■ Task objective:
Gather from the material every line that contains the string "subtitle".

* start Record excerpts *

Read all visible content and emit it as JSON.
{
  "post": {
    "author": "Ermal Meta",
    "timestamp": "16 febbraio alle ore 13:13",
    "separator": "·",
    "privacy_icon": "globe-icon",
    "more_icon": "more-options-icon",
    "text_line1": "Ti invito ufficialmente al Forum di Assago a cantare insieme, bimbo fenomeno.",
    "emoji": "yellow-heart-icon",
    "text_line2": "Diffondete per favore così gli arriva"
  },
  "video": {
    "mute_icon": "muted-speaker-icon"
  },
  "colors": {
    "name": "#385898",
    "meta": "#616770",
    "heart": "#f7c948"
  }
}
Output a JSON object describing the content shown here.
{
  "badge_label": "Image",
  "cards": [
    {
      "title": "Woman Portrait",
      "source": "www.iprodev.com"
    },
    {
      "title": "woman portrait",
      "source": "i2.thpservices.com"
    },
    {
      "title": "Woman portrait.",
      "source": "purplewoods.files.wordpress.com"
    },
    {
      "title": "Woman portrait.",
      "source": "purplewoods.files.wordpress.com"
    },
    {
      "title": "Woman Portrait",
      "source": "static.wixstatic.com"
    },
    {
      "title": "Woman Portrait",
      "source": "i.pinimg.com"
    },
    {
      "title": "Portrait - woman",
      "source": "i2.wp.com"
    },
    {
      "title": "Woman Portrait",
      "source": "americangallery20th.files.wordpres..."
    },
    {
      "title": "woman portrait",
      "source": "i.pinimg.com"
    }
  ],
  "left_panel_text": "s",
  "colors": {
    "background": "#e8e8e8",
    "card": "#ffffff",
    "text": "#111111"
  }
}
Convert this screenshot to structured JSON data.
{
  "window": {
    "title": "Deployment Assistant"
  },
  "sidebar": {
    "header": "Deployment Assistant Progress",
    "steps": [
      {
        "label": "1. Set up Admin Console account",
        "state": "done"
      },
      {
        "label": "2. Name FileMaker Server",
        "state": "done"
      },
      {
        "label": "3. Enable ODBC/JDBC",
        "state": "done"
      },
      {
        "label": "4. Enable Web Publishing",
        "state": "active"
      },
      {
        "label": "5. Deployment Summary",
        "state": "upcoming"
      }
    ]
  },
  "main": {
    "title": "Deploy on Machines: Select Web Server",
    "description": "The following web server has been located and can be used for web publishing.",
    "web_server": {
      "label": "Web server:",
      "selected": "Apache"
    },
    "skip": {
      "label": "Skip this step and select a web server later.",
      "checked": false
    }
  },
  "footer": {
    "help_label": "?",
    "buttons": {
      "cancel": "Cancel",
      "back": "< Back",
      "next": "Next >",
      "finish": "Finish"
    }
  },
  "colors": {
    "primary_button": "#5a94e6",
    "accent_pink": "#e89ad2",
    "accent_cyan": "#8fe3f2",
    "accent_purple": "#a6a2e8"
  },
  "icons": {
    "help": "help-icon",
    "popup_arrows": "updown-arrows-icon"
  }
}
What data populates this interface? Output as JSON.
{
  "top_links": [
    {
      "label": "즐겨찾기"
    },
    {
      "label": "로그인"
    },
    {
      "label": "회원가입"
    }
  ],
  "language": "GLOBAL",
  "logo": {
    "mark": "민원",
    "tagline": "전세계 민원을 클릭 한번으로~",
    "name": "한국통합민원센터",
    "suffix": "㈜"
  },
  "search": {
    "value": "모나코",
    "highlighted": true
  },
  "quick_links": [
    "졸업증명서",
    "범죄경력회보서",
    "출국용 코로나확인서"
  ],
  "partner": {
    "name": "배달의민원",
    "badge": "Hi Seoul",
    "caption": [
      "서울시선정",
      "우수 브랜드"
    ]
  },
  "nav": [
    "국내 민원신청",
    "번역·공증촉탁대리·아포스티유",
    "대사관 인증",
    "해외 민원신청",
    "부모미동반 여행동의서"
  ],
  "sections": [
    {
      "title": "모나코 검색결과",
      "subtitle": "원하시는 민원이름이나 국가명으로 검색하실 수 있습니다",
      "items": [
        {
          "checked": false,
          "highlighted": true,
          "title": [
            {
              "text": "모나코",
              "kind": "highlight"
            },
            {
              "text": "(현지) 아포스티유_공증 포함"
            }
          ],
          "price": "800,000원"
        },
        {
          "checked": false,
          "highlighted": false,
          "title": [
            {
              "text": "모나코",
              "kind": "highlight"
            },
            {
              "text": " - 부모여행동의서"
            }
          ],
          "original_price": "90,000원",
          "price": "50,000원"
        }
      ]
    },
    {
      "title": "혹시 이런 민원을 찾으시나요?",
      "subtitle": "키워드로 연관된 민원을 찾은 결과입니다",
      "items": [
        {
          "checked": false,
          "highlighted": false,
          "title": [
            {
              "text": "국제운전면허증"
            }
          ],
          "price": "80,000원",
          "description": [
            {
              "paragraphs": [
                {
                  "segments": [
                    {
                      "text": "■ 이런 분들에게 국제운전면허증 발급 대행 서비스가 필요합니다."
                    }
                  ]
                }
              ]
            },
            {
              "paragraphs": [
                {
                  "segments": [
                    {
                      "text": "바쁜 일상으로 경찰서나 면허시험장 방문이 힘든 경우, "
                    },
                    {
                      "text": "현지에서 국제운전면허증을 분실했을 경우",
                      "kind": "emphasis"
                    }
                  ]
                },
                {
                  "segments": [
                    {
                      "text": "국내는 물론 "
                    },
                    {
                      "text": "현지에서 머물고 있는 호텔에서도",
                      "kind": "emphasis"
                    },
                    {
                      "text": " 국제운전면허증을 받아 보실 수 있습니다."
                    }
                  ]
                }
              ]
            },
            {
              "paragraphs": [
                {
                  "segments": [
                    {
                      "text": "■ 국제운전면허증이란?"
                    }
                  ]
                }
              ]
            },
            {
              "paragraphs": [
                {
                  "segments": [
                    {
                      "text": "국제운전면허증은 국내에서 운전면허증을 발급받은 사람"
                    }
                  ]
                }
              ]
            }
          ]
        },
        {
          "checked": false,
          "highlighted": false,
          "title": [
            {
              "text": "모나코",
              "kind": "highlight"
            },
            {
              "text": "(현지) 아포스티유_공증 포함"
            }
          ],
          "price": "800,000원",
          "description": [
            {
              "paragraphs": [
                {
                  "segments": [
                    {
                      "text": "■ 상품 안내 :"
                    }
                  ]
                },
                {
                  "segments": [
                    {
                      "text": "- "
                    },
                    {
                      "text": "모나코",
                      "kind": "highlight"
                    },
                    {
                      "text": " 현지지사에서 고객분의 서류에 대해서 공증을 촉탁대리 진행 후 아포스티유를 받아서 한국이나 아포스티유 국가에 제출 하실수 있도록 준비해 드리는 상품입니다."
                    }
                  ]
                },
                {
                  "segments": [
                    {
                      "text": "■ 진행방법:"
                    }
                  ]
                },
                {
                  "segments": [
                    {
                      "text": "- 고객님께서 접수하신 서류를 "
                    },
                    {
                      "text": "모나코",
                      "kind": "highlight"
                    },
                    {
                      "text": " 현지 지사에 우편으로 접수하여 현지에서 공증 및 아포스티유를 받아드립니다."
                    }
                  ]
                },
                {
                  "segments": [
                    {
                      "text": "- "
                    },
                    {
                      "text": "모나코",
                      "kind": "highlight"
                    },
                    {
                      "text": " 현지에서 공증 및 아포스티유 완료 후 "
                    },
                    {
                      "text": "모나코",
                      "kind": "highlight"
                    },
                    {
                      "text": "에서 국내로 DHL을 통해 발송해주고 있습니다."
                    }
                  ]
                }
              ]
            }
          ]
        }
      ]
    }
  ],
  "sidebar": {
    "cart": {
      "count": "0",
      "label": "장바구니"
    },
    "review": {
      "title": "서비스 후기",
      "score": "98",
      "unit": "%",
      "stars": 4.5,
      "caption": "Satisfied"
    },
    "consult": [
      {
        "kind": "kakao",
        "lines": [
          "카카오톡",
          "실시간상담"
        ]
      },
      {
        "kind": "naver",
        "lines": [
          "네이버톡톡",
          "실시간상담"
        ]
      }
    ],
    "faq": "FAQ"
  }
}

* end Record excerpts *

■ Result of the exercise:
      "subtitle": "원하시는 민원이름이나 국가명으로 검색하실 수 있습니다",
      "subtitle": "키워드로 연관된 민원을 찾은 결과입니다",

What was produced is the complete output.